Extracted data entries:
--- START ---

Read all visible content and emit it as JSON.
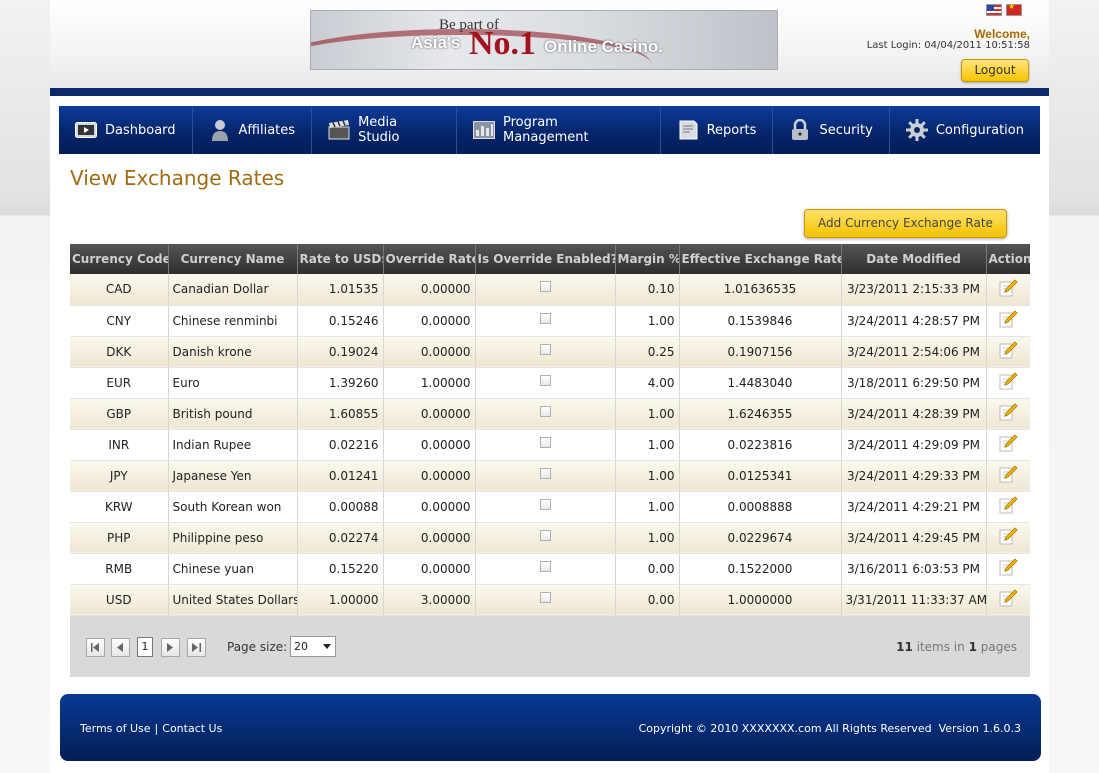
{
  "header": {
    "banner": {
      "line1": "Be part of",
      "line2": "Asia's",
      "line_no1": "No.1",
      "line3": "Online Casino."
    },
    "welcome": "Welcome,",
    "last_login": "Last Login: 04/04/2011 10:51:58",
    "logout_label": "Logout"
  },
  "nav": {
    "items": [
      {
        "label": "Dashboard",
        "icon": "dashboard-icon"
      },
      {
        "label": "Affiliates",
        "icon": "user-icon"
      },
      {
        "label": "Media Studio",
        "icon": "clapperboard-icon"
      },
      {
        "label": "Program Management",
        "icon": "program-icon"
      },
      {
        "label": "Reports",
        "icon": "report-icon"
      },
      {
        "label": "Security",
        "icon": "lock-icon"
      },
      {
        "label": "Configuration",
        "icon": "gear-icon"
      }
    ]
  },
  "main": {
    "title": "View Exchange Rates",
    "add_button": "Add Currency Exchange Rate",
    "table": {
      "columns": [
        "Currency Code",
        "Currency Name",
        "Rate to USD$",
        "Override Rate",
        "Is Override Enabled?",
        "Margin %",
        "Effective Exchange Rate",
        "Date Modified",
        "Action"
      ],
      "rows": [
        {
          "code": "CAD",
          "name": "Canadian Dollar",
          "rate": "1.01535",
          "override": "0.00000",
          "enabled": false,
          "margin": "0.10",
          "effective": "1.01636535",
          "modified": "3/23/2011 2:15:33 PM"
        },
        {
          "code": "CNY",
          "name": "Chinese renminbi",
          "rate": "0.15246",
          "override": "0.00000",
          "enabled": false,
          "margin": "1.00",
          "effective": "0.1539846",
          "modified": "3/24/2011 4:28:57 PM"
        },
        {
          "code": "DKK",
          "name": "Danish krone",
          "rate": "0.19024",
          "override": "0.00000",
          "enabled": false,
          "margin": "0.25",
          "effective": "0.1907156",
          "modified": "3/24/2011 2:54:06 PM"
        },
        {
          "code": "EUR",
          "name": "Euro",
          "rate": "1.39260",
          "override": "1.00000",
          "enabled": false,
          "margin": "4.00",
          "effective": "1.4483040",
          "modified": "3/18/2011 6:29:50 PM"
        },
        {
          "code": "GBP",
          "name": "British pound",
          "rate": "1.60855",
          "override": "0.00000",
          "enabled": false,
          "margin": "1.00",
          "effective": "1.6246355",
          "modified": "3/24/2011 4:28:39 PM"
        },
        {
          "code": "INR",
          "name": "Indian Rupee",
          "rate": "0.02216",
          "override": "0.00000",
          "enabled": false,
          "margin": "1.00",
          "effective": "0.0223816",
          "modified": "3/24/2011 4:29:09 PM"
        },
        {
          "code": "JPY",
          "name": "Japanese Yen",
          "rate": "0.01241",
          "override": "0.00000",
          "enabled": false,
          "margin": "1.00",
          "effective": "0.0125341",
          "modified": "3/24/2011 4:29:33 PM"
        },
        {
          "code": "KRW",
          "name": "South Korean won",
          "rate": "0.00088",
          "override": "0.00000",
          "enabled": false,
          "margin": "1.00",
          "effective": "0.0008888",
          "modified": "3/24/2011 4:29:21 PM"
        },
        {
          "code": "PHP",
          "name": "Philippine peso",
          "rate": "0.02274",
          "override": "0.00000",
          "enabled": false,
          "margin": "1.00",
          "effective": "0.0229674",
          "modified": "3/24/2011 4:29:45 PM"
        },
        {
          "code": "RMB",
          "name": "Chinese yuan",
          "rate": "0.15220",
          "override": "0.00000",
          "enabled": false,
          "margin": "0.00",
          "effective": "0.1522000",
          "modified": "3/16/2011 6:03:53 PM"
        },
        {
          "code": "USD",
          "name": "United States Dollars",
          "rate": "1.00000",
          "override": "3.00000",
          "enabled": false,
          "margin": "0.00",
          "effective": "1.0000000",
          "modified": "3/31/2011 11:33:37 AM"
        }
      ]
    },
    "pager": {
      "current_page": "1",
      "page_size_label": "Page size:",
      "page_size": "20",
      "items": "11",
      "items_in": "items in",
      "pages": "1",
      "pages_label": "pages"
    }
  },
  "footer": {
    "terms": "Terms of Use",
    "separator": "|",
    "contact": "Contact Us",
    "copyright": "Copyright © 2010 XXXXXXX.com All Rights Reserved  Version 1.6.0.3"
  },
  "colors": {
    "nav_bg": "#06256b",
    "title": "#a06c13",
    "button": "#f3c200",
    "footer_bg": "#041e57"
  }
}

--- END ---

● To be done:
Extract all the entries word for word; omit any pictures.

● Reply:
Read all visible content and emit it as JSON.
{
  "header": {
    "banner": {
      "line1": "Be part of",
      "line2": "Asia's",
      "line_no1": "No.1",
      "line3": "Online Casino."
    },
    "welcome": "Welcome,",
    "last_login": "Last Login: 04/04/2011 10:51:58",
    "logout_label": "Logout"
  },
  "nav": {
    "items": [
      {
        "label": "Dashboard",
        "icon": "dashboard-icon"
      },
      {
        "label": "Affiliates",
        "icon": "user-icon"
      },
      {
        "label": "Media Studio",
        "icon": "clapperboard-icon"
      },
      {
        "label": "Program Management",
        "icon": "program-icon"
      },
      {
        "label": "Reports",
        "icon": "report-icon"
      },
      {
        "label": "Security",
        "icon": "lock-icon"
      },
      {
        "label": "Configuration",
        "icon": "gear-icon"
      }
    ]
  },
  "main": {
    "title": "View Exchange Rates",
    "add_button": "Add Currency Exchange Rate",
    "table": {
      "columns": [
        "Currency Code",
        "Currency Name",
        "Rate to USD$",
        "Override Rate",
        "Is Override Enabled?",
        "Margin %",
        "Effective Exchange Rate",
        "Date Modified",
        "Action"
      ],
      "rows": [
        {
          "code": "CAD",
          "name": "Canadian Dollar",
          "rate": "1.01535",
          "override": "0.00000",
          "enabled": false,
          "margin": "0.10",
          "effective": "1.01636535",
          "modified": "3/23/2011 2:15:33 PM"
        },
        {
          "code": "CNY",
          "name": "Chinese renminbi",
          "rate": "0.15246",
          "override": "0.00000",
          "enabled": false,
          "margin": "1.00",
          "effective": "0.1539846",
          "modified": "3/24/2011 4:28:57 PM"
        },
        {
          "code": "DKK",
          "name": "Danish krone",
          "rate": "0.19024",
          "override": "0.00000",
          "enabled": false,
          "margin": "0.25",
          "effective": "0.1907156",
          "modified": "3/24/2011 2:54:06 PM"
        },
        {
          "code": "EUR",
          "name": "Euro",
          "rate": "1.39260",
          "override": "1.00000",
          "enabled": false,
          "margin": "4.00",
          "effective": "1.4483040",
          "modified": "3/18/2011 6:29:50 PM"
        },
        {
          "code": "GBP",
          "name": "British pound",
          "rate": "1.60855",
          "override": "0.00000",
          "enabled": false,
          "margin": "1.00",
          "effective": "1.6246355",
          "modified": "3/24/2011 4:28:39 PM"
        },
        {
          "code": "INR",
          "name": "Indian Rupee",
          "rate": "0.02216",
          "override": "0.00000",
          "enabled": false,
          "margin": "1.00",
          "effective": "0.0223816",
          "modified": "3/24/2011 4:29:09 PM"
        },
        {
          "code": "JPY",
          "name": "Japanese Yen",
          "rate": "0.01241",
          "override": "0.00000",
          "enabled": false,
          "margin": "1.00",
          "effective": "0.0125341",
          "modified": "3/24/2011 4:29:33 PM"
        },
        {
          "code": "KRW",
          "name": "South Korean won",
          "rate": "0.00088",
          "override": "0.00000",
          "enabled": false,
          "margin": "1.00",
          "effective": "0.0008888",
          "modified": "3/24/2011 4:29:21 PM"
        },
        {
          "code": "PHP",
          "name": "Philippine peso",
          "rate": "0.02274",
          "override": "0.00000",
          "enabled": false,
          "margin": "1.00",
          "effective": "0.0229674",
          "modified": "3/24/2011 4:29:45 PM"
        },
        {
          "code": "RMB",
          "name": "Chinese yuan",
          "rate": "0.15220",
          "override": "0.00000",
          "enabled": false,
          "margin": "0.00",
          "effective": "0.1522000",
          "modified": "3/16/2011 6:03:53 PM"
        },
        {
          "code": "USD",
          "name": "United States Dollars",
          "rate": "1.00000",
          "override": "3.00000",
          "enabled": false,
          "margin": "0.00",
          "effective": "1.0000000",
          "modified": "3/31/2011 11:33:37 AM"
        }
      ]
    },
    "pager": {
      "current_page": "1",
      "page_size_label": "Page size:",
      "page_size": "20",
      "items": "11",
      "items_in": "items in",
      "pages": "1",
      "pages_label": "pages"
    }
  },
  "footer": {
    "terms": "Terms of Use",
    "separator": "|",
    "contact": "Contact Us",
    "copyright": "Copyright © 2010 XXXXXXX.com All Rights Reserved  Version 1.6.0.3"
  },
  "colors": {
    "nav_bg": "#06256b",
    "title": "#a06c13",
    "button": "#f3c200",
    "footer_bg": "#041e57"
  }
}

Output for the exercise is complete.